## OBJECTIVE
Pictures do not belong in the copy; transcribe everything else in the records exactly.

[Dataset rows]
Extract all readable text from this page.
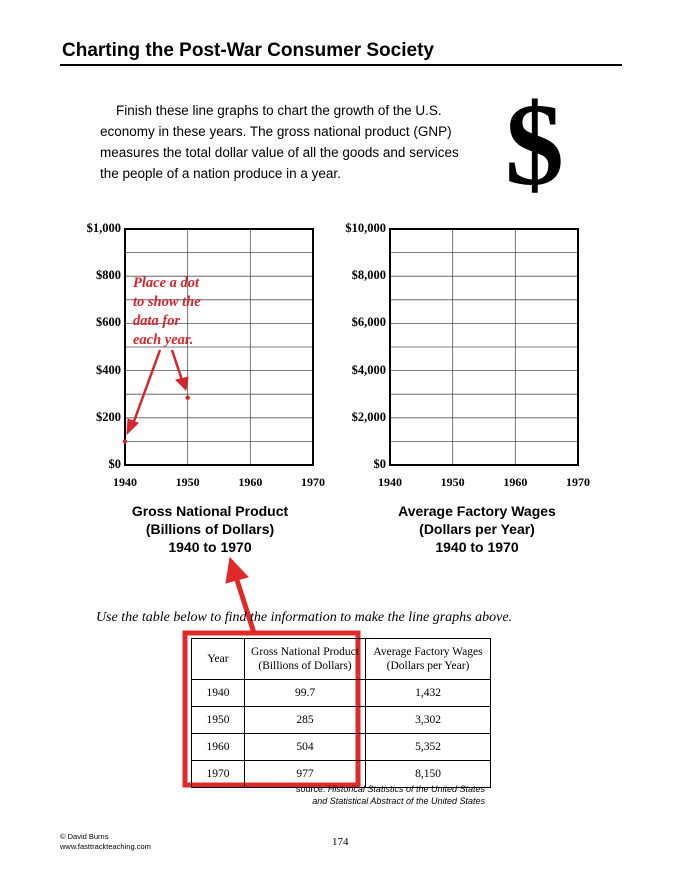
Charting the Post-War Consumer Society
Finish these line graphs to chart the growth of the U.S.
economy in these years. The gross national product (GNP)
measures the total dollar value of all the goods and services
the people of a nation produce in a year.	$
$1,000
$800
$600
$400
$200
$0
1940	1950	1960	1970
$10,000
$8,000
$6,000
$4,000
$2,000
$0
1940	1950	1960	1970
Place a dot
to show the
data for
each year.
Gross National Product
(Billions of Dollars)
1940 to 1970
Average Factory Wages
(Dollars per Year)
1940 to 1970
Use the table below to find the information to make the line graphs above.
Year	Gross National Product
(Billions of Dollars)	Average Factory Wages
(Dollars per Year)
1940	99.7	1,432
1950	285	3,302
1960	504	5,352
1970	977	8,150
source: Historical Statistics of the United States
and Statistical Abstract of the United States
© David Burns
www.fasttrackteaching.com	174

## EXERCISE RESPONSE
Extract all readable text from this page.
Charting the Post-War Consumer Society
Finish these line graphs to chart the growth of the U.S.
economy in these years. The gross national product (GNP)
measures the total dollar value of all the goods and services
the people of a nation produce in a year.	$
$1,000
$800
$600
$400
$200
$0
1940	1950	1960	1970
$10,000
$8,000
$6,000
$4,000
$2,000
$0
1940	1950	1960	1970
Place a dot
to show the
data for
each year.
Gross National Product
(Billions of Dollars)
1940 to 1970
Average Factory Wages
(Dollars per Year)
1940 to 1970
Use the table below to find the information to make the line graphs above.
Year	Gross National Product
(Billions of Dollars)	Average Factory Wages
(Dollars per Year)
1940	99.7	1,432
1950	285	3,302
1960	504	5,352
1970	977	8,150
source: Historical Statistics of the United States
and Statistical Abstract of the United States
© David Burns
www.fasttrackteaching.com	174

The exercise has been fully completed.